[Dataset rows]
* * *
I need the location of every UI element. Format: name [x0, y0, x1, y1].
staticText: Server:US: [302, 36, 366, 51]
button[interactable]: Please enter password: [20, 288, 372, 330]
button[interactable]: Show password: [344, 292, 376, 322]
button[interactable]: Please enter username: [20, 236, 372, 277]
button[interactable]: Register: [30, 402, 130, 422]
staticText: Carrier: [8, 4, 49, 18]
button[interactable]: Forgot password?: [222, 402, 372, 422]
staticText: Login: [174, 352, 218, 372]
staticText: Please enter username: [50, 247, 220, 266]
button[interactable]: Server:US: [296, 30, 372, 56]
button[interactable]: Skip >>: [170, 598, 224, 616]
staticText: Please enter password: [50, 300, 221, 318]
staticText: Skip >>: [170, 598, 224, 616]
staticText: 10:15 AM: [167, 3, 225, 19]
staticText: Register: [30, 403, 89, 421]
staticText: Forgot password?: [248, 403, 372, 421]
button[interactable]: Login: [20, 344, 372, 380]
* * *
- **Task brief**
Copy every line of the entries above word for word.

- **Worked solution**
I need the location of every UI element. Format: name [x0, y0, x1, y1].
staticText: Server:US: [302, 36, 366, 51]
button[interactable]: Please enter password: [20, 288, 372, 330]
button[interactable]: Show password: [344, 292, 376, 322]
button[interactable]: Please enter username: [20, 236, 372, 277]
button[interactable]: Register: [30, 402, 130, 422]
staticText: Carrier: [8, 4, 49, 18]
button[interactable]: Forgot password?: [222, 402, 372, 422]
staticText: Login: [174, 352, 218, 372]
staticText: Please enter username: [50, 247, 220, 266]
button[interactable]: Server:US: [296, 30, 372, 56]
button[interactable]: Skip >>: [170, 598, 224, 616]
staticText: Please enter password: [50, 300, 221, 318]
staticText: Skip >>: [170, 598, 224, 616]
staticText: 10:15 AM: [167, 3, 225, 19]
staticText: Register: [30, 403, 89, 421]
staticText: Forgot password?: [248, 403, 372, 421]
button[interactable]: Login: [20, 344, 372, 380]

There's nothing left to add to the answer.